■ **GOAL**
From the listing, collect all lines containing the word "insert".

[Dataset items]
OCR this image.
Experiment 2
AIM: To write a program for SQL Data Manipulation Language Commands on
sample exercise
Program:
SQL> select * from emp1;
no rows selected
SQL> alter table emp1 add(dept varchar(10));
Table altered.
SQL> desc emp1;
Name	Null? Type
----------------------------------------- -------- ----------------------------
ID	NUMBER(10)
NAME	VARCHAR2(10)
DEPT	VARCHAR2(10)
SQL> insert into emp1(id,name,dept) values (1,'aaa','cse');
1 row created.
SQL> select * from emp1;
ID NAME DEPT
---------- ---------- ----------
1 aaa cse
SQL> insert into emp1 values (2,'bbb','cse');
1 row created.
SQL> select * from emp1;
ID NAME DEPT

--

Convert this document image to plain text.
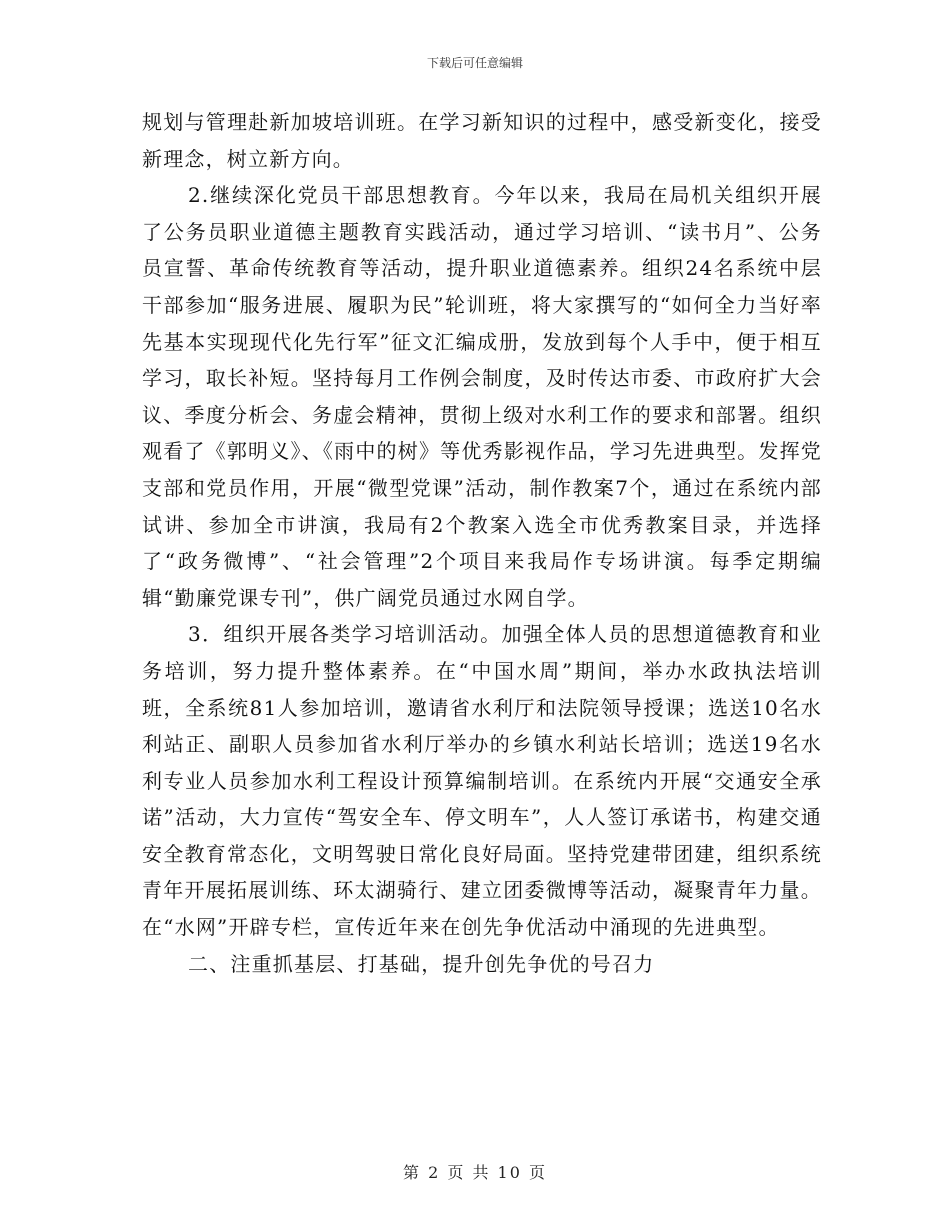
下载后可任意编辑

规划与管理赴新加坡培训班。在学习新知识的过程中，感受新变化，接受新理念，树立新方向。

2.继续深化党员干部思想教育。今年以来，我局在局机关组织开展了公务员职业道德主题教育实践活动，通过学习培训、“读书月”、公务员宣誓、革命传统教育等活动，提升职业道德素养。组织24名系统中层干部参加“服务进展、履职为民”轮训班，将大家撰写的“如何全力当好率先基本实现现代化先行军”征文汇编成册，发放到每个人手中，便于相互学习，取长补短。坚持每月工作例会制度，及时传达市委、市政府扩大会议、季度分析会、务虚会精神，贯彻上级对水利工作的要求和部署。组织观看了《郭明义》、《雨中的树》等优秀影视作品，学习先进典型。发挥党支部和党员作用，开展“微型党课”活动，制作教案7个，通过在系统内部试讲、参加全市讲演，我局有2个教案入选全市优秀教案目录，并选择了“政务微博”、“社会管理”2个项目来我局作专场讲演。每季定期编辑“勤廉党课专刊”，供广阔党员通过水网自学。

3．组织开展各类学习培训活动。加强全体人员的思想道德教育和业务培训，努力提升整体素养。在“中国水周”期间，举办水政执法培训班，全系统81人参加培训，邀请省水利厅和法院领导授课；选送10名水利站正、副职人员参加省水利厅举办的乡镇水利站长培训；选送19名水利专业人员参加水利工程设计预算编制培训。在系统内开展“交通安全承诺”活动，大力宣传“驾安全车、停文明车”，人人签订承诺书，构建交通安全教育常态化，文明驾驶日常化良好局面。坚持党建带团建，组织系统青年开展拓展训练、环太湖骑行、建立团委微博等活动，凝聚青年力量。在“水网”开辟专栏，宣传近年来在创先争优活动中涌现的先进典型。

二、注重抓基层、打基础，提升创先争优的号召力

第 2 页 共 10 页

==

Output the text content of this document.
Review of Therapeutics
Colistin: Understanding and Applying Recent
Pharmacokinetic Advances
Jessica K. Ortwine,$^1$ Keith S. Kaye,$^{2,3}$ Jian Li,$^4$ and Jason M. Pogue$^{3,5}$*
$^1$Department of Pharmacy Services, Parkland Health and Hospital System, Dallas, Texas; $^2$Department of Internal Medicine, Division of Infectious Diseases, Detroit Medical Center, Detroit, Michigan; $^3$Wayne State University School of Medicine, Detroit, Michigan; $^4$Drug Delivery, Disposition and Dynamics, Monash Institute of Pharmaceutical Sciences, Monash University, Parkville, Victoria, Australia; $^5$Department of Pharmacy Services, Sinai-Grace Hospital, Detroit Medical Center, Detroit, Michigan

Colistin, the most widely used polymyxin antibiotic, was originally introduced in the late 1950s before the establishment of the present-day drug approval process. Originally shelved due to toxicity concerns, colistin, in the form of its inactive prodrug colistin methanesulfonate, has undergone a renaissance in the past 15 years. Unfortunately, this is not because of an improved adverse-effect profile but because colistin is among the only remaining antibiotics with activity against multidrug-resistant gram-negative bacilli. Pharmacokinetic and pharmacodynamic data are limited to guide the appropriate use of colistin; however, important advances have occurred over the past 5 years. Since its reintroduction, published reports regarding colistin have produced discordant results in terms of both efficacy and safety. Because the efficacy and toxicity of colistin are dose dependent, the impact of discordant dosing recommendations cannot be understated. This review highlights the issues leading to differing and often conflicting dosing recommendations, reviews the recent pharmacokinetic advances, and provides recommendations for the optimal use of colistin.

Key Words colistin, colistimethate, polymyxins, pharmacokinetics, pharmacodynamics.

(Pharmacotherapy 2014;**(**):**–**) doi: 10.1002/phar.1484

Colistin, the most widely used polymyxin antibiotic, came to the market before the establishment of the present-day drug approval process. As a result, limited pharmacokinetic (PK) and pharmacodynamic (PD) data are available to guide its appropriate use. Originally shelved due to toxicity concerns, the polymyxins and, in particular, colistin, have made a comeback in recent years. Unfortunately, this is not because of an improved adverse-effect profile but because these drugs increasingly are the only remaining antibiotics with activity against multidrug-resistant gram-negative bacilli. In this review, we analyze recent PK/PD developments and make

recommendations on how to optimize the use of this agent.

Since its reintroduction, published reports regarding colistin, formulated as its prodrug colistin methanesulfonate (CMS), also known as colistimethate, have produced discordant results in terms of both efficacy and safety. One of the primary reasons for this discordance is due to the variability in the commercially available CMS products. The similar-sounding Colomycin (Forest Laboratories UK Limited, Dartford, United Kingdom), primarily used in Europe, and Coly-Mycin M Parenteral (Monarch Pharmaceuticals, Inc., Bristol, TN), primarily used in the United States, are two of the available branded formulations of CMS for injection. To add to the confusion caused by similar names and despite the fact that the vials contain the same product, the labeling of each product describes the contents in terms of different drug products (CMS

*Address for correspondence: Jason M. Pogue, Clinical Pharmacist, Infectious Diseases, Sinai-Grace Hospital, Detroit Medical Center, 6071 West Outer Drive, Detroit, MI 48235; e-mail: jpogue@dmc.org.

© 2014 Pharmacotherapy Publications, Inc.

■ **RESULT**
SQL> insert into emp1(id,name,dept) values (1,'aaa','cse');
SQL> insert into emp1 values (2,'bbb','cse');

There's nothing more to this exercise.